■ **Directions for this task**: Write out every entry word for word.

>> START Material supplied

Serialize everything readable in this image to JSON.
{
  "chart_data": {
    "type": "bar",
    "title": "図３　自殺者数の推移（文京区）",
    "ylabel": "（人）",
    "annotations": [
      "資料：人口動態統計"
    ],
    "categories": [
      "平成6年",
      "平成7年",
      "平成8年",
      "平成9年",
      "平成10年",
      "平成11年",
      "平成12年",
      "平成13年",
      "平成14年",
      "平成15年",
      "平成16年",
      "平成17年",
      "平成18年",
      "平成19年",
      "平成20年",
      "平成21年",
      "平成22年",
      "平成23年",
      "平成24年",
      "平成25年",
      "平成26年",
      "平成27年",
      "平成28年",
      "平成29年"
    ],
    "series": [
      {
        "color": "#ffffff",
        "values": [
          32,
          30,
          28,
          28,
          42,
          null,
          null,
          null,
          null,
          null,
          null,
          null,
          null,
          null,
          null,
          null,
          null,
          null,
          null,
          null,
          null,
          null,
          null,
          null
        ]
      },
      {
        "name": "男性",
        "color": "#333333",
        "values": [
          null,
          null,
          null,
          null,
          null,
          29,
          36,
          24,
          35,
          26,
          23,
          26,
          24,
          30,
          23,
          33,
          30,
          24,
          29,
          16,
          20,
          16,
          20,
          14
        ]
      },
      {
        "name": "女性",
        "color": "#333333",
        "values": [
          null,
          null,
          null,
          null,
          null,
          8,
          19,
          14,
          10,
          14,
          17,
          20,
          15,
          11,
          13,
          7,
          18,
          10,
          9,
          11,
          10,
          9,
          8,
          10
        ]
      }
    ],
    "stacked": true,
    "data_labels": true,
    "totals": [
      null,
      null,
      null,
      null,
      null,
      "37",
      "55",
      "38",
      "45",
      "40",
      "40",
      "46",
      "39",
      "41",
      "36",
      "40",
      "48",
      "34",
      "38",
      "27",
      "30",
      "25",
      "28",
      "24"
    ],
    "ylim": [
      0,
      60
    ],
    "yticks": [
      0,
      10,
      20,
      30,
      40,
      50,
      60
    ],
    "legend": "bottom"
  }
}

>> END Material supplied

■ **Solution to this task**:
Serialize everything readable in this image to JSON.
{
  "chart_data": {
    "type": "bar",
    "title": "図３　自殺者数の推移（文京区）",
    "ylabel": "（人）",
    "annotations": [
      "資料：人口動態統計"
    ],
    "categories": [
      "平成6年",
      "平成7年",
      "平成8年",
      "平成9年",
      "平成10年",
      "平成11年",
      "平成12年",
      "平成13年",
      "平成14年",
      "平成15年",
      "平成16年",
      "平成17年",
      "平成18年",
      "平成19年",
      "平成20年",
      "平成21年",
      "平成22年",
      "平成23年",
      "平成24年",
      "平成25年",
      "平成26年",
      "平成27年",
      "平成28年",
      "平成29年"
    ],
    "series": [
      {
        "color": "#ffffff",
        "values": [
          32,
          30,
          28,
          28,
          42,
          null,
          null,
          null,
          null,
          null,
          null,
          null,
          null,
          null,
          null,
          null,
          null,
          null,
          null,
          null,
          null,
          null,
          null,
          null
        ]
      },
      {
        "name": "男性",
        "color": "#333333",
        "values": [
          null,
          null,
          null,
          null,
          null,
          29,
          36,
          24,
          35,
          26,
          23,
          26,
          24,
          30,
          23,
          33,
          30,
          24,
          29,
          16,
          20,
          16,
          20,
          14
        ]
      },
      {
        "name": "女性",
        "color": "#333333",
        "values": [
          null,
          null,
          null,
          null,
          null,
          8,
          19,
          14,
          10,
          14,
          17,
          20,
          15,
          11,
          13,
          7,
          18,
          10,
          9,
          11,
          10,
          9,
          8,
          10
        ]
      }
    ],
    "stacked": true,
    "data_labels": true,
    "totals": [
      null,
      null,
      null,
      null,
      null,
      "37",
      "55",
      "38",
      "45",
      "40",
      "40",
      "46",
      "39",
      "41",
      "36",
      "40",
      "48",
      "34",
      "38",
      "27",
      "30",
      "25",
      "28",
      "24"
    ],
    "ylim": [
      0,
      60
    ],
    "yticks": [
      0,
      10,
      20,
      30,
      40,
      50,
      60
    ],
    "legend": "bottom"
  }
}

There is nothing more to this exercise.